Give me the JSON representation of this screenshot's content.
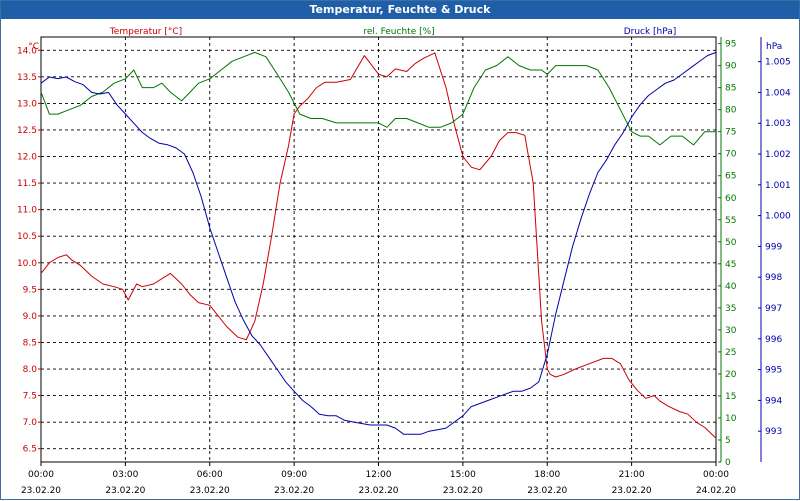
{
  "window": {
    "title": "Temperatur, Feuchte & Druck"
  },
  "colors": {
    "temperature": "#cc0000",
    "humidity": "#007700",
    "pressure": "#0000aa",
    "grid": "#000000",
    "titlebar": "#1e5fa8"
  },
  "chart_data": {
    "type": "line",
    "title": "Temperatur, Feuchte & Druck",
    "xlim": [
      0,
      24
    ],
    "x_tick_labels": [
      {
        "time": "00:00",
        "date": "23.02.20"
      },
      {
        "time": "03:00",
        "date": "23.02.20"
      },
      {
        "time": "06:00",
        "date": "23.02.20"
      },
      {
        "time": "09:00",
        "date": "23.02.20"
      },
      {
        "time": "12:00",
        "date": "23.02.20"
      },
      {
        "time": "15:00",
        "date": "23.02.20"
      },
      {
        "time": "18:00",
        "date": "23.02.20"
      },
      {
        "time": "21:00",
        "date": "23.02.20"
      },
      {
        "time": "00:00",
        "date": "24.02.20"
      }
    ],
    "axes": {
      "temperature": {
        "label": "Temperatur [°C]",
        "unit": "°C",
        "ylim": [
          6.25,
          14.25
        ],
        "ticks": [
          "6.5",
          "7.0",
          "7.5",
          "8.0",
          "8.5",
          "9.0",
          "9.5",
          "10.0",
          "10.5",
          "11.0",
          "11.5",
          "12.0",
          "12.5",
          "13.0",
          "13.5",
          "14.0"
        ]
      },
      "humidity": {
        "label": "rel. Feuchte [%]",
        "unit": "%",
        "ylim": [
          0,
          96.5
        ],
        "ticks": [
          "0",
          "5",
          "10",
          "15",
          "20",
          "25",
          "30",
          "35",
          "40",
          "45",
          "50",
          "55",
          "60",
          "65",
          "70",
          "75",
          "80",
          "85",
          "90",
          "95"
        ]
      },
      "pressure": {
        "label": "Druck [hPa]",
        "unit": "hPa",
        "ylim": [
          992.0,
          1005.8
        ],
        "ticks": [
          "993",
          "994",
          "995",
          "996",
          "997",
          "998",
          "999",
          "1.000",
          "1.001",
          "1.002",
          "1.003",
          "1.004",
          "1.005"
        ]
      }
    },
    "grid": true,
    "series": [
      {
        "name": "Temperatur [°C]",
        "axis": "temperature",
        "x": [
          0,
          0.3,
          0.6,
          0.9,
          1.1,
          1.4,
          1.8,
          2.2,
          2.6,
          2.9,
          3.1,
          3.4,
          3.6,
          4.0,
          4.3,
          4.6,
          5.0,
          5.3,
          5.6,
          6.0,
          6.3,
          6.6,
          7.0,
          7.3,
          7.6,
          7.9,
          8.2,
          8.5,
          8.8,
          9.0,
          9.2,
          9.5,
          9.8,
          10.1,
          10.5,
          11.0,
          11.5,
          12.0,
          12.3,
          12.6,
          13.0,
          13.3,
          13.6,
          14.0,
          14.4,
          14.7,
          15.0,
          15.3,
          15.6,
          16.0,
          16.3,
          16.6,
          16.9,
          17.2,
          17.5,
          17.8,
          18.0,
          18.1,
          18.3,
          18.6,
          19.0,
          19.5,
          20.0,
          20.3,
          20.6,
          20.9,
          21.2,
          21.5,
          21.8,
          22.0,
          22.3,
          22.7,
          23.0,
          23.3,
          23.6,
          24.0
        ],
        "y": [
          9.8,
          10.0,
          10.1,
          10.15,
          10.05,
          9.95,
          9.75,
          9.6,
          9.55,
          9.5,
          9.3,
          9.6,
          9.55,
          9.6,
          9.7,
          9.8,
          9.6,
          9.4,
          9.25,
          9.2,
          9.0,
          8.8,
          8.6,
          8.55,
          8.9,
          9.6,
          10.5,
          11.5,
          12.2,
          12.8,
          12.95,
          13.1,
          13.3,
          13.4,
          13.4,
          13.45,
          13.9,
          13.55,
          13.5,
          13.65,
          13.6,
          13.75,
          13.85,
          13.95,
          13.3,
          12.6,
          12.0,
          11.8,
          11.75,
          12.0,
          12.3,
          12.45,
          12.45,
          12.4,
          11.5,
          8.9,
          8.0,
          7.9,
          7.85,
          7.9,
          8.0,
          8.1,
          8.2,
          8.2,
          8.1,
          7.8,
          7.6,
          7.45,
          7.5,
          7.4,
          7.3,
          7.2,
          7.15,
          7.0,
          6.9,
          6.7
        ]
      },
      {
        "name": "rel. Feuchte [%]",
        "axis": "humidity",
        "x": [
          0,
          0.3,
          0.6,
          1.0,
          1.4,
          1.8,
          2.2,
          2.6,
          3.0,
          3.3,
          3.6,
          4.0,
          4.3,
          4.6,
          5.0,
          5.3,
          5.6,
          6.0,
          6.4,
          6.8,
          7.2,
          7.6,
          8.0,
          8.4,
          8.8,
          9.2,
          9.6,
          10.0,
          10.5,
          11.0,
          11.5,
          12.0,
          12.3,
          12.6,
          13.0,
          13.4,
          13.8,
          14.2,
          14.6,
          15.0,
          15.4,
          15.8,
          16.2,
          16.6,
          17.0,
          17.4,
          17.8,
          18.0,
          18.3,
          18.6,
          19.0,
          19.4,
          19.8,
          20.2,
          20.6,
          21.0,
          21.3,
          21.6,
          22.0,
          22.4,
          22.8,
          23.2,
          23.6,
          24.0
        ],
        "y": [
          84,
          79,
          79,
          80,
          81,
          83,
          84,
          86,
          87,
          89,
          85,
          85,
          86,
          84,
          82,
          84,
          86,
          87,
          89,
          91,
          92,
          93,
          92,
          88,
          84,
          79,
          78,
          78,
          77,
          77,
          77,
          77,
          76,
          78,
          78,
          77,
          76,
          76,
          77,
          79,
          85,
          89,
          90,
          92,
          90,
          89,
          89,
          88,
          90,
          90,
          90,
          90,
          89,
          85,
          80,
          75,
          74,
          74,
          72,
          74,
          74,
          72,
          75,
          75
        ]
      },
      {
        "name": "Druck [hPa]",
        "axis": "pressure",
        "x": [
          0,
          0.3,
          0.6,
          0.9,
          1.2,
          1.5,
          1.8,
          2.1,
          2.4,
          2.7,
          3.0,
          3.3,
          3.6,
          3.9,
          4.2,
          4.5,
          4.8,
          5.1,
          5.4,
          5.7,
          6.0,
          6.3,
          6.6,
          6.9,
          7.2,
          7.5,
          7.8,
          8.1,
          8.4,
          8.7,
          9.0,
          9.3,
          9.6,
          9.9,
          10.2,
          10.5,
          10.8,
          11.1,
          11.4,
          11.7,
          12.0,
          12.3,
          12.6,
          12.9,
          13.2,
          13.5,
          13.8,
          14.1,
          14.4,
          14.7,
          15.0,
          15.3,
          15.6,
          15.9,
          16.2,
          16.5,
          16.8,
          17.1,
          17.4,
          17.7,
          18.0,
          18.3,
          18.6,
          18.9,
          19.2,
          19.5,
          19.8,
          20.1,
          20.4,
          20.7,
          21.0,
          21.3,
          21.6,
          21.9,
          22.2,
          22.5,
          22.8,
          23.1,
          23.4,
          23.7,
          24.0
        ],
        "y": [
          1004.3,
          1004.5,
          1004.45,
          1004.5,
          1004.35,
          1004.25,
          1004.0,
          1003.95,
          1004.0,
          1003.6,
          1003.3,
          1003.0,
          1002.7,
          1002.5,
          1002.35,
          1002.3,
          1002.2,
          1002.0,
          1001.4,
          1000.6,
          999.6,
          998.8,
          998.0,
          997.2,
          996.6,
          996.1,
          995.8,
          995.4,
          995.0,
          994.6,
          994.3,
          994.0,
          993.8,
          993.55,
          993.5,
          993.5,
          993.35,
          993.3,
          993.25,
          993.2,
          993.2,
          993.2,
          993.1,
          992.9,
          992.9,
          992.9,
          993.0,
          993.05,
          993.1,
          993.3,
          993.5,
          993.8,
          993.9,
          994.0,
          994.1,
          994.2,
          994.3,
          994.3,
          994.4,
          994.6,
          995.5,
          996.8,
          997.9,
          999.0,
          999.9,
          1000.7,
          1001.4,
          1001.8,
          1002.3,
          1002.7,
          1003.2,
          1003.6,
          1003.9,
          1004.1,
          1004.3,
          1004.4,
          1004.6,
          1004.8,
          1005.0,
          1005.2,
          1005.3
        ]
      }
    ]
  }
}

Task brief: Among the lines above, count those containing the word "Druck" and give nothing but the result.

Response to this task: 4